___ Exercise input

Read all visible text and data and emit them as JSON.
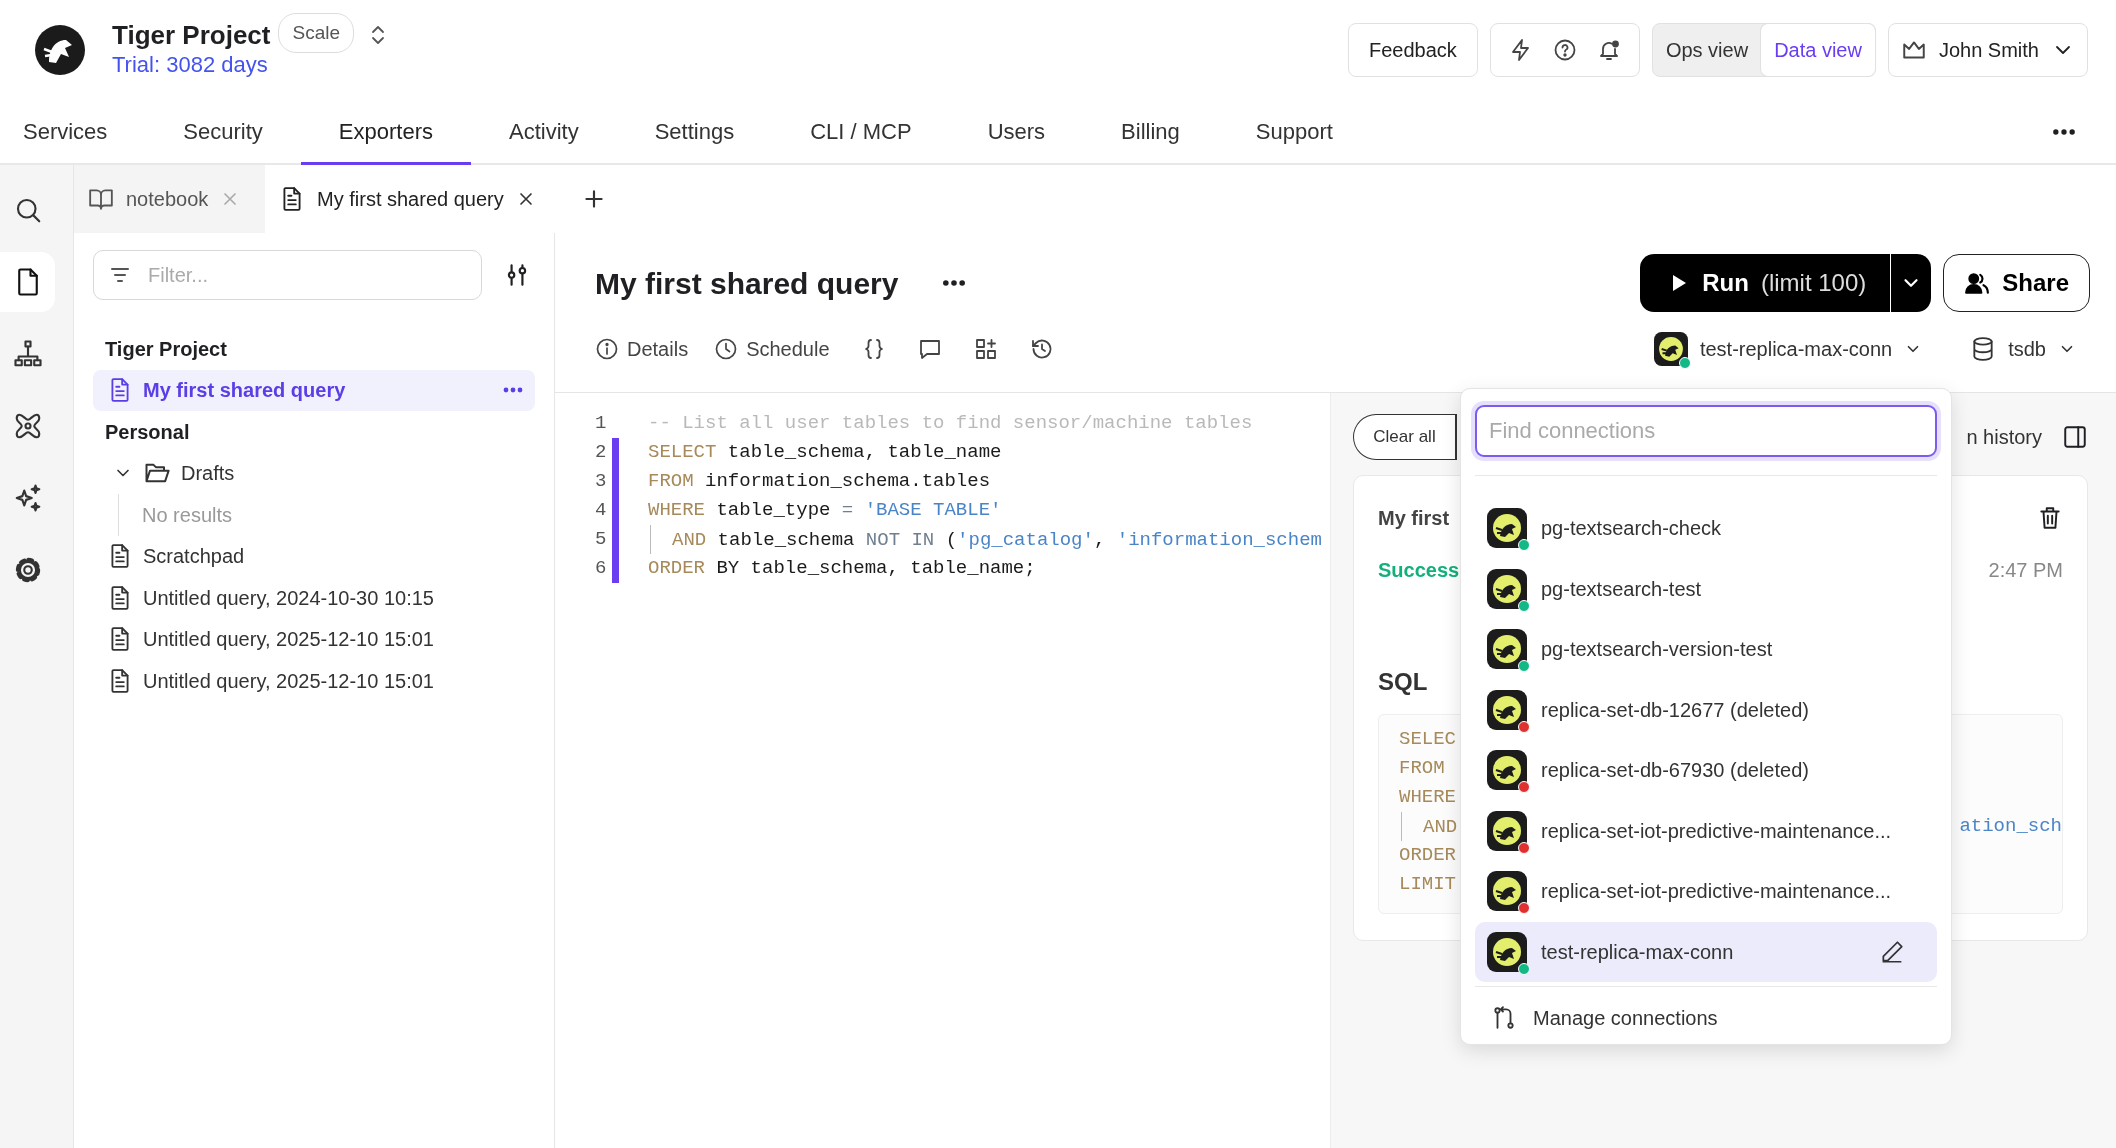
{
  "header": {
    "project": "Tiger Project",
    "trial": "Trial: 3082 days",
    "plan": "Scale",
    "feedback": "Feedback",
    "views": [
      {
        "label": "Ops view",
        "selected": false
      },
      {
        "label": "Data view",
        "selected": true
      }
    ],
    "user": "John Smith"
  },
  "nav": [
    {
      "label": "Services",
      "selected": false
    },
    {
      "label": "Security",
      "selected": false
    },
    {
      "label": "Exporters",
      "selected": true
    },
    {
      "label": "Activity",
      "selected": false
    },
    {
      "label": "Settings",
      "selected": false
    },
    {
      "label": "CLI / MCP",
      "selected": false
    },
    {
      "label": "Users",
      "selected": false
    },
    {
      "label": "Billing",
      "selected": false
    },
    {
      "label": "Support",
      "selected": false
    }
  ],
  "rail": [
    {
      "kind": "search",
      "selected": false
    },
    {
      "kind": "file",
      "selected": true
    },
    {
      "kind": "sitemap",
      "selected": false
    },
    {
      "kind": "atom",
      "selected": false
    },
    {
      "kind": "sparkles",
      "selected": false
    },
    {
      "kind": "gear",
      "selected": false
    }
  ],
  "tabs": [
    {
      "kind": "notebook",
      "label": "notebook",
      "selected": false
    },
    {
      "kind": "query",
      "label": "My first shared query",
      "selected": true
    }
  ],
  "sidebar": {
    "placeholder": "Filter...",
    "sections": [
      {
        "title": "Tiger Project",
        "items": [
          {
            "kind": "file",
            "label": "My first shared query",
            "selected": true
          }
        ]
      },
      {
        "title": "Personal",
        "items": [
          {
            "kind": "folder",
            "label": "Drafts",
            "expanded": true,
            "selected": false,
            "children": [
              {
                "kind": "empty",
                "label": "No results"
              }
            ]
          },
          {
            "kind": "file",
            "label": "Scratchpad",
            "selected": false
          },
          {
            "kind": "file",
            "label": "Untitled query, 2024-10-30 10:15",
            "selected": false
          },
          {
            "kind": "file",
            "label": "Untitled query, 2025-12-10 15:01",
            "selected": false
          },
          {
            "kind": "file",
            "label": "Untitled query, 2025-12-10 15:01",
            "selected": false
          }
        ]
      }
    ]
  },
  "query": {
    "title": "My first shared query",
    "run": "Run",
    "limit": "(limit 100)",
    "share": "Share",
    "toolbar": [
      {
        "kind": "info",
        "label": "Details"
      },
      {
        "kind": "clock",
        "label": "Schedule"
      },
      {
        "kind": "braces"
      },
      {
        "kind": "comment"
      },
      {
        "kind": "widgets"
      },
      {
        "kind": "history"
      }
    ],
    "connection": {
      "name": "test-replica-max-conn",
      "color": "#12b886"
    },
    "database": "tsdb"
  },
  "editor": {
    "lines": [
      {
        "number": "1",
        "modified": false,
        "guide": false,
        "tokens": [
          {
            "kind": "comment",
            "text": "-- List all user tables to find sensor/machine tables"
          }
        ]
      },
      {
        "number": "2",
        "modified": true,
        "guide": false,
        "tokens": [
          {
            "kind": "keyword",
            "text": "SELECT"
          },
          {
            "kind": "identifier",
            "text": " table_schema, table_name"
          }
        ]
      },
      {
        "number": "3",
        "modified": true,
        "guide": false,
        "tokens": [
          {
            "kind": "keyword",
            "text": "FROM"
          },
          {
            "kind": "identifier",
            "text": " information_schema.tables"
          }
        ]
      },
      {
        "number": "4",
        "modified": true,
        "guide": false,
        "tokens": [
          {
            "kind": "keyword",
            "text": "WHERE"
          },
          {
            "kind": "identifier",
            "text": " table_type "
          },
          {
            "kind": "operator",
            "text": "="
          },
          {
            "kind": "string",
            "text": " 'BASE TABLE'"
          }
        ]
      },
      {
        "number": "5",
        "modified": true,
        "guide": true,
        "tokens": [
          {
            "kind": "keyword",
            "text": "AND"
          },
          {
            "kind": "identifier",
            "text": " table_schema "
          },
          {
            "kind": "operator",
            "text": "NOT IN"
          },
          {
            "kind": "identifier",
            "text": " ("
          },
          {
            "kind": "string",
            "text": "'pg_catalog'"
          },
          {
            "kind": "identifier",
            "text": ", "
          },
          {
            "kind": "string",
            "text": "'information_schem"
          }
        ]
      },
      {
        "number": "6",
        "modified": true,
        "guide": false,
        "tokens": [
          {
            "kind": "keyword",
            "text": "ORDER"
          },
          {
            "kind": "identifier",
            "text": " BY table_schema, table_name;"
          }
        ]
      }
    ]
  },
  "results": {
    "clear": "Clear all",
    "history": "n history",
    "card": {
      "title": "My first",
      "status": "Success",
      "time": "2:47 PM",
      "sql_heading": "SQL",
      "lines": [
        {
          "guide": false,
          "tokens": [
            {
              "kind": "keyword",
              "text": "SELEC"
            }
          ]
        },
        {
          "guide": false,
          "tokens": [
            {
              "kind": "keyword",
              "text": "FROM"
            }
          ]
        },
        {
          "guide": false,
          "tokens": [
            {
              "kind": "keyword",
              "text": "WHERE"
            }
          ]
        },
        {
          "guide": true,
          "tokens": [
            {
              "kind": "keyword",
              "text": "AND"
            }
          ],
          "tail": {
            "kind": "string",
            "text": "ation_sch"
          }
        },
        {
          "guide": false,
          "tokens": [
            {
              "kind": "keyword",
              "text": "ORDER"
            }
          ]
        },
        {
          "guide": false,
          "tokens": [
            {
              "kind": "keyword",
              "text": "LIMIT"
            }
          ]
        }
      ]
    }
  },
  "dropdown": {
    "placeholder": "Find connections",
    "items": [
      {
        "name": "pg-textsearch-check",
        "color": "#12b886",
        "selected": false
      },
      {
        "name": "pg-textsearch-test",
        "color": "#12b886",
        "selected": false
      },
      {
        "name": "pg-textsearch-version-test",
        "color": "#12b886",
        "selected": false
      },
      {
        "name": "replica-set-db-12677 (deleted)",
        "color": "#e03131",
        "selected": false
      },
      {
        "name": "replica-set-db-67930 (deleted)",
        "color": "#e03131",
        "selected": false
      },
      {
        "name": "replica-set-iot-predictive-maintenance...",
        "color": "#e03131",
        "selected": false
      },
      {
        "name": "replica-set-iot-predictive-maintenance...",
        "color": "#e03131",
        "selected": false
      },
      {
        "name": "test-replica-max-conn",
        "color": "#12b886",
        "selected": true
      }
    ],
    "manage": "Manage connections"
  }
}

______

▶ What is being asked:
Transcribe every line from the records above without alteration, and leave out the images.

▶ Solution to the exercise:
Read all visible text and data and emit them as JSON.
{
  "header": {
    "project": "Tiger Project",
    "trial": "Trial: 3082 days",
    "plan": "Scale",
    "feedback": "Feedback",
    "views": [
      {
        "label": "Ops view",
        "selected": false
      },
      {
        "label": "Data view",
        "selected": true
      }
    ],
    "user": "John Smith"
  },
  "nav": [
    {
      "label": "Services",
      "selected": false
    },
    {
      "label": "Security",
      "selected": false
    },
    {
      "label": "Exporters",
      "selected": true
    },
    {
      "label": "Activity",
      "selected": false
    },
    {
      "label": "Settings",
      "selected": false
    },
    {
      "label": "CLI / MCP",
      "selected": false
    },
    {
      "label": "Users",
      "selected": false
    },
    {
      "label": "Billing",
      "selected": false
    },
    {
      "label": "Support",
      "selected": false
    }
  ],
  "rail": [
    {
      "kind": "search",
      "selected": false
    },
    {
      "kind": "file",
      "selected": true
    },
    {
      "kind": "sitemap",
      "selected": false
    },
    {
      "kind": "atom",
      "selected": false
    },
    {
      "kind": "sparkles",
      "selected": false
    },
    {
      "kind": "gear",
      "selected": false
    }
  ],
  "tabs": [
    {
      "kind": "notebook",
      "label": "notebook",
      "selected": false
    },
    {
      "kind": "query",
      "label": "My first shared query",
      "selected": true
    }
  ],
  "sidebar": {
    "placeholder": "Filter...",
    "sections": [
      {
        "title": "Tiger Project",
        "items": [
          {
            "kind": "file",
            "label": "My first shared query",
            "selected": true
          }
        ]
      },
      {
        "title": "Personal",
        "items": [
          {
            "kind": "folder",
            "label": "Drafts",
            "expanded": true,
            "selected": false,
            "children": [
              {
                "kind": "empty",
                "label": "No results"
              }
            ]
          },
          {
            "kind": "file",
            "label": "Scratchpad",
            "selected": false
          },
          {
            "kind": "file",
            "label": "Untitled query, 2024-10-30 10:15",
            "selected": false
          },
          {
            "kind": "file",
            "label": "Untitled query, 2025-12-10 15:01",
            "selected": false
          },
          {
            "kind": "file",
            "label": "Untitled query, 2025-12-10 15:01",
            "selected": false
          }
        ]
      }
    ]
  },
  "query": {
    "title": "My first shared query",
    "run": "Run",
    "limit": "(limit 100)",
    "share": "Share",
    "toolbar": [
      {
        "kind": "info",
        "label": "Details"
      },
      {
        "kind": "clock",
        "label": "Schedule"
      },
      {
        "kind": "braces"
      },
      {
        "kind": "comment"
      },
      {
        "kind": "widgets"
      },
      {
        "kind": "history"
      }
    ],
    "connection": {
      "name": "test-replica-max-conn",
      "color": "#12b886"
    },
    "database": "tsdb"
  },
  "editor": {
    "lines": [
      {
        "number": "1",
        "modified": false,
        "guide": false,
        "tokens": [
          {
            "kind": "comment",
            "text": "-- List all user tables to find sensor/machine tables"
          }
        ]
      },
      {
        "number": "2",
        "modified": true,
        "guide": false,
        "tokens": [
          {
            "kind": "keyword",
            "text": "SELECT"
          },
          {
            "kind": "identifier",
            "text": " table_schema, table_name"
          }
        ]
      },
      {
        "number": "3",
        "modified": true,
        "guide": false,
        "tokens": [
          {
            "kind": "keyword",
            "text": "FROM"
          },
          {
            "kind": "identifier",
            "text": " information_schema.tables"
          }
        ]
      },
      {
        "number": "4",
        "modified": true,
        "guide": false,
        "tokens": [
          {
            "kind": "keyword",
            "text": "WHERE"
          },
          {
            "kind": "identifier",
            "text": " table_type "
          },
          {
            "kind": "operator",
            "text": "="
          },
          {
            "kind": "string",
            "text": " 'BASE TABLE'"
          }
        ]
      },
      {
        "number": "5",
        "modified": true,
        "guide": true,
        "tokens": [
          {
            "kind": "keyword",
            "text": "AND"
          },
          {
            "kind": "identifier",
            "text": " table_schema "
          },
          {
            "kind": "operator",
            "text": "NOT IN"
          },
          {
            "kind": "identifier",
            "text": " ("
          },
          {
            "kind": "string",
            "text": "'pg_catalog'"
          },
          {
            "kind": "identifier",
            "text": ", "
          },
          {
            "kind": "string",
            "text": "'information_schem"
          }
        ]
      },
      {
        "number": "6",
        "modified": true,
        "guide": false,
        "tokens": [
          {
            "kind": "keyword",
            "text": "ORDER"
          },
          {
            "kind": "identifier",
            "text": " BY table_schema, table_name;"
          }
        ]
      }
    ]
  },
  "results": {
    "clear": "Clear all",
    "history": "n history",
    "card": {
      "title": "My first",
      "status": "Success",
      "time": "2:47 PM",
      "sql_heading": "SQL",
      "lines": [
        {
          "guide": false,
          "tokens": [
            {
              "kind": "keyword",
              "text": "SELEC"
            }
          ]
        },
        {
          "guide": false,
          "tokens": [
            {
              "kind": "keyword",
              "text": "FROM"
            }
          ]
        },
        {
          "guide": false,
          "tokens": [
            {
              "kind": "keyword",
              "text": "WHERE"
            }
          ]
        },
        {
          "guide": true,
          "tokens": [
            {
              "kind": "keyword",
              "text": "AND"
            }
          ],
          "tail": {
            "kind": "string",
            "text": "ation_sch"
          }
        },
        {
          "guide": false,
          "tokens": [
            {
              "kind": "keyword",
              "text": "ORDER"
            }
          ]
        },
        {
          "guide": false,
          "tokens": [
            {
              "kind": "keyword",
              "text": "LIMIT"
            }
          ]
        }
      ]
    }
  },
  "dropdown": {
    "placeholder": "Find connections",
    "items": [
      {
        "name": "pg-textsearch-check",
        "color": "#12b886",
        "selected": false
      },
      {
        "name": "pg-textsearch-test",
        "color": "#12b886",
        "selected": false
      },
      {
        "name": "pg-textsearch-version-test",
        "color": "#12b886",
        "selected": false
      },
      {
        "name": "replica-set-db-12677 (deleted)",
        "color": "#e03131",
        "selected": false
      },
      {
        "name": "replica-set-db-67930 (deleted)",
        "color": "#e03131",
        "selected": false
      },
      {
        "name": "replica-set-iot-predictive-maintenance...",
        "color": "#e03131",
        "selected": false
      },
      {
        "name": "replica-set-iot-predictive-maintenance...",
        "color": "#e03131",
        "selected": false
      },
      {
        "name": "test-replica-max-conn",
        "color": "#12b886",
        "selected": true
      }
    ],
    "manage": "Manage connections"
  }
}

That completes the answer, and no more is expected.